-- begin GIVEN RECORDS --
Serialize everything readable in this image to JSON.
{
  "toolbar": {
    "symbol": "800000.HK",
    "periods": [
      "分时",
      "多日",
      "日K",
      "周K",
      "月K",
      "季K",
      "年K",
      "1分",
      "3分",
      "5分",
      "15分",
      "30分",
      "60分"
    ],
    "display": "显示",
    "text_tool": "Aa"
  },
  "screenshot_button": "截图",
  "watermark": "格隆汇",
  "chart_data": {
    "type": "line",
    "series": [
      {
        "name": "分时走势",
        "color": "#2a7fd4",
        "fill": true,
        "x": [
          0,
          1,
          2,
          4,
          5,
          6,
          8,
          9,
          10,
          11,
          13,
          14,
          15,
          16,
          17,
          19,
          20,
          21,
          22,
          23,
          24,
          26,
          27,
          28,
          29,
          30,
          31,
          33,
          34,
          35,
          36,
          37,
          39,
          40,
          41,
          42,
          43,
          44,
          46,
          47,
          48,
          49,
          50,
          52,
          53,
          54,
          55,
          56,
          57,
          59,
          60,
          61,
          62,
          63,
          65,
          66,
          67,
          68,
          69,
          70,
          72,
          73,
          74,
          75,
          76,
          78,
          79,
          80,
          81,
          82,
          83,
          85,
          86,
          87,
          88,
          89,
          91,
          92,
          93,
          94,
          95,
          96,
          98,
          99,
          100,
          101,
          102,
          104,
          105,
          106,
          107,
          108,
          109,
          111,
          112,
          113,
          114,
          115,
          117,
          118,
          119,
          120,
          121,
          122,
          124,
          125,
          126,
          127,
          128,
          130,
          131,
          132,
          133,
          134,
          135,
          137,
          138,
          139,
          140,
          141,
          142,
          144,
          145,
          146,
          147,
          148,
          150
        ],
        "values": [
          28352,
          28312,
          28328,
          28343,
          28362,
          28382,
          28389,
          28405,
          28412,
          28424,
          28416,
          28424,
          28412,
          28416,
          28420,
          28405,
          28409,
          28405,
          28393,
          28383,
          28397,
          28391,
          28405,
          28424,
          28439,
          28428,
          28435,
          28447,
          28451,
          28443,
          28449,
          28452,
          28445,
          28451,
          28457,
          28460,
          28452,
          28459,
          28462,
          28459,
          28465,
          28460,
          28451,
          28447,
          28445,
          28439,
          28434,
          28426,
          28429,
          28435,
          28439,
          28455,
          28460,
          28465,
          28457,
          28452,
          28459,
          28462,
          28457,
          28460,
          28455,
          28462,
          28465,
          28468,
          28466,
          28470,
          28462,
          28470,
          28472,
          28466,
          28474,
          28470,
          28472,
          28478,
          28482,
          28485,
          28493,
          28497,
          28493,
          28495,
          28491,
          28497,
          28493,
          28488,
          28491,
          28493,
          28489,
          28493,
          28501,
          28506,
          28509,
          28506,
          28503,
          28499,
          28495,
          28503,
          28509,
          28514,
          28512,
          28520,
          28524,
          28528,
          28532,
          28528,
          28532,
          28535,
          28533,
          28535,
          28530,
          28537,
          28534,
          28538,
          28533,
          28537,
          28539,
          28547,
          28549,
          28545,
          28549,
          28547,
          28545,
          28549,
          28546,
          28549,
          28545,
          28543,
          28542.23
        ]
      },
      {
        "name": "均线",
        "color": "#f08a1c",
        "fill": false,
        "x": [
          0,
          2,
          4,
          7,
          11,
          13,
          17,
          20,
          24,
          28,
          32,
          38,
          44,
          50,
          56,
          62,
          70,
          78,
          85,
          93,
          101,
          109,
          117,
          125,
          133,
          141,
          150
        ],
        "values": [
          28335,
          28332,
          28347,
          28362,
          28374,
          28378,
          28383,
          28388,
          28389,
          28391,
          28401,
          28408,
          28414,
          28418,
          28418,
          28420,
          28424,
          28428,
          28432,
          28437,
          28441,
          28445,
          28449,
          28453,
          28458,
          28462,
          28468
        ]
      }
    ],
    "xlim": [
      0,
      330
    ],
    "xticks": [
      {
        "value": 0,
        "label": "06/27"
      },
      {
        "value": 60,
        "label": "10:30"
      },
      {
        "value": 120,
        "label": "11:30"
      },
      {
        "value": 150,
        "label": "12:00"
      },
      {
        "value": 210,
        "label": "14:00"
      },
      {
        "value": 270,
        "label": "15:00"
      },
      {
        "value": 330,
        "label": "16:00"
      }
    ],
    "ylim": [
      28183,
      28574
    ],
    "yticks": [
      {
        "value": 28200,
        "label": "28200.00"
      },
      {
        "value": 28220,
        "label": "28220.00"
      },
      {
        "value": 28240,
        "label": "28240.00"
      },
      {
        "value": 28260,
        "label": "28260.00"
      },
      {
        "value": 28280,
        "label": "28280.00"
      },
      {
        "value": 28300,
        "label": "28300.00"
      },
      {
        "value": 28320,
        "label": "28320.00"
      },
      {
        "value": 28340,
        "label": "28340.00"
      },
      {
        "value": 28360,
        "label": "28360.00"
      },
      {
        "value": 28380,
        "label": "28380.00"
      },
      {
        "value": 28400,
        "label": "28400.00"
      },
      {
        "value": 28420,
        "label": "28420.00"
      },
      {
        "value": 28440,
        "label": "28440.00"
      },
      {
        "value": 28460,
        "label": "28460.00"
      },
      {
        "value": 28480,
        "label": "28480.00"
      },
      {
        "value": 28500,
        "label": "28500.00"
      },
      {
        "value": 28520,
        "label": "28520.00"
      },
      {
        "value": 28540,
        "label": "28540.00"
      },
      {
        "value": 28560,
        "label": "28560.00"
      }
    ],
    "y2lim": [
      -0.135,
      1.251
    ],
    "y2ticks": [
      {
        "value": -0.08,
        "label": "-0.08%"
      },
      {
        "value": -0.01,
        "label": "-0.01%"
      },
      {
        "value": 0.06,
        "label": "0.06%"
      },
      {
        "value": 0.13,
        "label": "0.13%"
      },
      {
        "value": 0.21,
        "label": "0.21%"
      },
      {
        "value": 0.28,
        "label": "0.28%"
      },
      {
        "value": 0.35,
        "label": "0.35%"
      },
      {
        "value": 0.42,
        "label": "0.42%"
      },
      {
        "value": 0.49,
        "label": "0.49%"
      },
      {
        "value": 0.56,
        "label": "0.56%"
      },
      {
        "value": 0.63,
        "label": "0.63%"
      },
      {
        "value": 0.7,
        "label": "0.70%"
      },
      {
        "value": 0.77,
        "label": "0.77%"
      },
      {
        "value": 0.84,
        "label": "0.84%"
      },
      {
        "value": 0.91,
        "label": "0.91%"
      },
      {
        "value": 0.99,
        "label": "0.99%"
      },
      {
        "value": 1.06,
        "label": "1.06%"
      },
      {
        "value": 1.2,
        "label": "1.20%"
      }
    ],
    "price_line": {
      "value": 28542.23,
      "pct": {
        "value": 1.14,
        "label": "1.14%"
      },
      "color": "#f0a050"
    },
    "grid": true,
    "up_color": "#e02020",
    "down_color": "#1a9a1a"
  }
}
-- end GIVEN RECORDS --
Extract the complete listing above, reproducing each line exactly.

Serialize everything readable in this image to JSON.
{
  "toolbar": {
    "symbol": "800000.HK",
    "periods": [
      "分时",
      "多日",
      "日K",
      "周K",
      "月K",
      "季K",
      "年K",
      "1分",
      "3分",
      "5分",
      "15分",
      "30分",
      "60分"
    ],
    "display": "显示",
    "text_tool": "Aa"
  },
  "screenshot_button": "截图",
  "watermark": "格隆汇",
  "chart_data": {
    "type": "line",
    "series": [
      {
        "name": "分时走势",
        "color": "#2a7fd4",
        "fill": true,
        "x": [
          0,
          1,
          2,
          4,
          5,
          6,
          8,
          9,
          10,
          11,
          13,
          14,
          15,
          16,
          17,
          19,
          20,
          21,
          22,
          23,
          24,
          26,
          27,
          28,
          29,
          30,
          31,
          33,
          34,
          35,
          36,
          37,
          39,
          40,
          41,
          42,
          43,
          44,
          46,
          47,
          48,
          49,
          50,
          52,
          53,
          54,
          55,
          56,
          57,
          59,
          60,
          61,
          62,
          63,
          65,
          66,
          67,
          68,
          69,
          70,
          72,
          73,
          74,
          75,
          76,
          78,
          79,
          80,
          81,
          82,
          83,
          85,
          86,
          87,
          88,
          89,
          91,
          92,
          93,
          94,
          95,
          96,
          98,
          99,
          100,
          101,
          102,
          104,
          105,
          106,
          107,
          108,
          109,
          111,
          112,
          113,
          114,
          115,
          117,
          118,
          119,
          120,
          121,
          122,
          124,
          125,
          126,
          127,
          128,
          130,
          131,
          132,
          133,
          134,
          135,
          137,
          138,
          139,
          140,
          141,
          142,
          144,
          145,
          146,
          147,
          148,
          150
        ],
        "values": [
          28352,
          28312,
          28328,
          28343,
          28362,
          28382,
          28389,
          28405,
          28412,
          28424,
          28416,
          28424,
          28412,
          28416,
          28420,
          28405,
          28409,
          28405,
          28393,
          28383,
          28397,
          28391,
          28405,
          28424,
          28439,
          28428,
          28435,
          28447,
          28451,
          28443,
          28449,
          28452,
          28445,
          28451,
          28457,
          28460,
          28452,
          28459,
          28462,
          28459,
          28465,
          28460,
          28451,
          28447,
          28445,
          28439,
          28434,
          28426,
          28429,
          28435,
          28439,
          28455,
          28460,
          28465,
          28457,
          28452,
          28459,
          28462,
          28457,
          28460,
          28455,
          28462,
          28465,
          28468,
          28466,
          28470,
          28462,
          28470,
          28472,
          28466,
          28474,
          28470,
          28472,
          28478,
          28482,
          28485,
          28493,
          28497,
          28493,
          28495,
          28491,
          28497,
          28493,
          28488,
          28491,
          28493,
          28489,
          28493,
          28501,
          28506,
          28509,
          28506,
          28503,
          28499,
          28495,
          28503,
          28509,
          28514,
          28512,
          28520,
          28524,
          28528,
          28532,
          28528,
          28532,
          28535,
          28533,
          28535,
          28530,
          28537,
          28534,
          28538,
          28533,
          28537,
          28539,
          28547,
          28549,
          28545,
          28549,
          28547,
          28545,
          28549,
          28546,
          28549,
          28545,
          28543,
          28542.23
        ]
      },
      {
        "name": "均线",
        "color": "#f08a1c",
        "fill": false,
        "x": [
          0,
          2,
          4,
          7,
          11,
          13,
          17,
          20,
          24,
          28,
          32,
          38,
          44,
          50,
          56,
          62,
          70,
          78,
          85,
          93,
          101,
          109,
          117,
          125,
          133,
          141,
          150
        ],
        "values": [
          28335,
          28332,
          28347,
          28362,
          28374,
          28378,
          28383,
          28388,
          28389,
          28391,
          28401,
          28408,
          28414,
          28418,
          28418,
          28420,
          28424,
          28428,
          28432,
          28437,
          28441,
          28445,
          28449,
          28453,
          28458,
          28462,
          28468
        ]
      }
    ],
    "xlim": [
      0,
      330
    ],
    "xticks": [
      {
        "value": 0,
        "label": "06/27"
      },
      {
        "value": 60,
        "label": "10:30"
      },
      {
        "value": 120,
        "label": "11:30"
      },
      {
        "value": 150,
        "label": "12:00"
      },
      {
        "value": 210,
        "label": "14:00"
      },
      {
        "value": 270,
        "label": "15:00"
      },
      {
        "value": 330,
        "label": "16:00"
      }
    ],
    "ylim": [
      28183,
      28574
    ],
    "yticks": [
      {
        "value": 28200,
        "label": "28200.00"
      },
      {
        "value": 28220,
        "label": "28220.00"
      },
      {
        "value": 28240,
        "label": "28240.00"
      },
      {
        "value": 28260,
        "label": "28260.00"
      },
      {
        "value": 28280,
        "label": "28280.00"
      },
      {
        "value": 28300,
        "label": "28300.00"
      },
      {
        "value": 28320,
        "label": "28320.00"
      },
      {
        "value": 28340,
        "label": "28340.00"
      },
      {
        "value": 28360,
        "label": "28360.00"
      },
      {
        "value": 28380,
        "label": "28380.00"
      },
      {
        "value": 28400,
        "label": "28400.00"
      },
      {
        "value": 28420,
        "label": "28420.00"
      },
      {
        "value": 28440,
        "label": "28440.00"
      },
      {
        "value": 28460,
        "label": "28460.00"
      },
      {
        "value": 28480,
        "label": "28480.00"
      },
      {
        "value": 28500,
        "label": "28500.00"
      },
      {
        "value": 28520,
        "label": "28520.00"
      },
      {
        "value": 28540,
        "label": "28540.00"
      },
      {
        "value": 28560,
        "label": "28560.00"
      }
    ],
    "y2lim": [
      -0.135,
      1.251
    ],
    "y2ticks": [
      {
        "value": -0.08,
        "label": "-0.08%"
      },
      {
        "value": -0.01,
        "label": "-0.01%"
      },
      {
        "value": 0.06,
        "label": "0.06%"
      },
      {
        "value": 0.13,
        "label": "0.13%"
      },
      {
        "value": 0.21,
        "label": "0.21%"
      },
      {
        "value": 0.28,
        "label": "0.28%"
      },
      {
        "value": 0.35,
        "label": "0.35%"
      },
      {
        "value": 0.42,
        "label": "0.42%"
      },
      {
        "value": 0.49,
        "label": "0.49%"
      },
      {
        "value": 0.56,
        "label": "0.56%"
      },
      {
        "value": 0.63,
        "label": "0.63%"
      },
      {
        "value": 0.7,
        "label": "0.70%"
      },
      {
        "value": 0.77,
        "label": "0.77%"
      },
      {
        "value": 0.84,
        "label": "0.84%"
      },
      {
        "value": 0.91,
        "label": "0.91%"
      },
      {
        "value": 0.99,
        "label": "0.99%"
      },
      {
        "value": 1.06,
        "label": "1.06%"
      },
      {
        "value": 1.2,
        "label": "1.20%"
      }
    ],
    "price_line": {
      "value": 28542.23,
      "pct": {
        "value": 1.14,
        "label": "1.14%"
      },
      "color": "#f0a050"
    },
    "grid": true,
    "up_color": "#e02020",
    "down_color": "#1a9a1a"
  }
}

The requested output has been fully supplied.